### What is required
Find every line in the records below that holds the word "ImageCam", and copy it out.

[Stored data]
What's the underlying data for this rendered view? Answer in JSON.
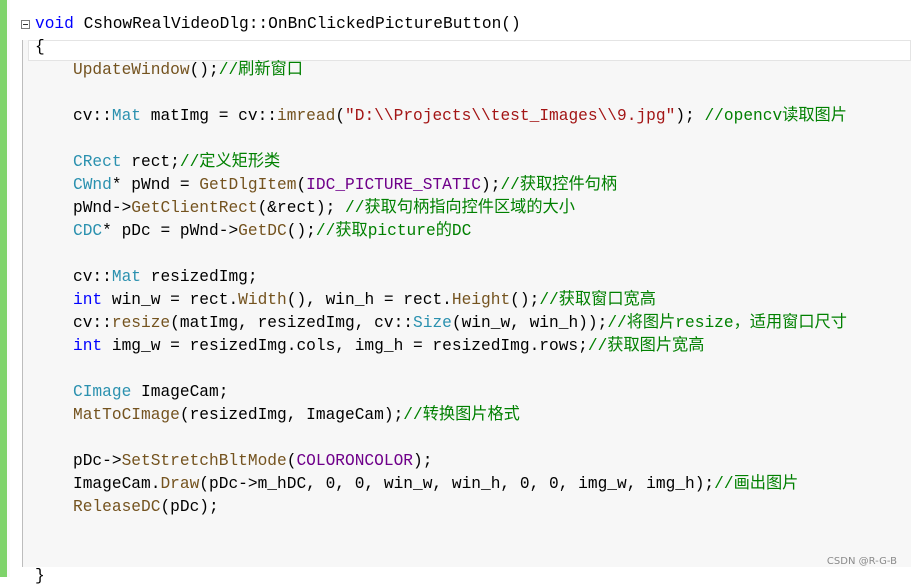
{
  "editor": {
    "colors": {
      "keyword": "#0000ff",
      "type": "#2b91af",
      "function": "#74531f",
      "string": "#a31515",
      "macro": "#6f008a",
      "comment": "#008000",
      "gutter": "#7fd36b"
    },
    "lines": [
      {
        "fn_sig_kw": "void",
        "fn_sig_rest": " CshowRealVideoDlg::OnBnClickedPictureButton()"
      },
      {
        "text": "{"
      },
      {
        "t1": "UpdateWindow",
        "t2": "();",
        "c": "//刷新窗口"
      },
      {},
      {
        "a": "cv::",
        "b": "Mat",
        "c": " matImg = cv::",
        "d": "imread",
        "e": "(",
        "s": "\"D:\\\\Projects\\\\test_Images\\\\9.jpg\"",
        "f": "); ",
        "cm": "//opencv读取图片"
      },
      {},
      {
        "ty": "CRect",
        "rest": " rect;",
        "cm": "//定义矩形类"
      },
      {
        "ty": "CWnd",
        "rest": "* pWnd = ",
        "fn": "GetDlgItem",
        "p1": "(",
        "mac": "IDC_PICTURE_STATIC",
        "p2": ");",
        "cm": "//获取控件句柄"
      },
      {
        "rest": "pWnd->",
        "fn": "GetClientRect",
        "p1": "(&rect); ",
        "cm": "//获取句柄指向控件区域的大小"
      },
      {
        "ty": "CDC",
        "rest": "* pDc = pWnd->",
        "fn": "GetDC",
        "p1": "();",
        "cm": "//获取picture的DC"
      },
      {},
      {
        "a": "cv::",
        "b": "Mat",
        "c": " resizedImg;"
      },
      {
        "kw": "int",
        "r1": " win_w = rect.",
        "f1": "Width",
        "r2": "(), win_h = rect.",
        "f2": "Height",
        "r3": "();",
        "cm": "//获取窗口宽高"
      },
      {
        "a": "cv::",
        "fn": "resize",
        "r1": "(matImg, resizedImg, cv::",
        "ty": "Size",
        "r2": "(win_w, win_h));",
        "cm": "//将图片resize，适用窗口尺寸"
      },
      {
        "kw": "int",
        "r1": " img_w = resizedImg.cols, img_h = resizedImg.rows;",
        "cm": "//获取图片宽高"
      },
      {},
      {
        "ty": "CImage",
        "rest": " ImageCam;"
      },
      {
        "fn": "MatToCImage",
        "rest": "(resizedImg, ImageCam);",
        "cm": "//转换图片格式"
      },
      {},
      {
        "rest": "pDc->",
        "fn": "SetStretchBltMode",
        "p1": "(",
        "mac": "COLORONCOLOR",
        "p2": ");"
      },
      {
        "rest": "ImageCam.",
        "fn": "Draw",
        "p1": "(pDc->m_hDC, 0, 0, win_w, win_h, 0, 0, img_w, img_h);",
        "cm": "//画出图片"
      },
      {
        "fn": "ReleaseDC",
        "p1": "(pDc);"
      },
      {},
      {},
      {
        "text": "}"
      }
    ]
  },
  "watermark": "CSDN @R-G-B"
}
==
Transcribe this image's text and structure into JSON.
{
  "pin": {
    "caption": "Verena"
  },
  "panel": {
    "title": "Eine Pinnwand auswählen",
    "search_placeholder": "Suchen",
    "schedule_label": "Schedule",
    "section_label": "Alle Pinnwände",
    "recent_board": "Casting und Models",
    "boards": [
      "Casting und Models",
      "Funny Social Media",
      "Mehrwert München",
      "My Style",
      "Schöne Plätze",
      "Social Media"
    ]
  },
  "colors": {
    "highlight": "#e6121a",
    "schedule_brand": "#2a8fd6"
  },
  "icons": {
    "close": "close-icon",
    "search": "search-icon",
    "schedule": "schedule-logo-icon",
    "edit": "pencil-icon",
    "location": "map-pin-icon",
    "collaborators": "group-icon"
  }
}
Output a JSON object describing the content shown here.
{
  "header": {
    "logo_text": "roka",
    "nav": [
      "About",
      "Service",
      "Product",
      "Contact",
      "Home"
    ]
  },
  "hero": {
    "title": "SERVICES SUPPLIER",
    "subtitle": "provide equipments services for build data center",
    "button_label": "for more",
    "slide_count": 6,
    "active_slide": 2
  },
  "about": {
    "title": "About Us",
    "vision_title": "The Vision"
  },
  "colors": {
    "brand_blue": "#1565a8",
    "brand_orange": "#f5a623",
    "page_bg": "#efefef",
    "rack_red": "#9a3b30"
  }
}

### Answer to this exercise
        "rest": " ImageCam;"
        "rest": "(resizedImg, ImageCam);",
        "rest": "ImageCam.",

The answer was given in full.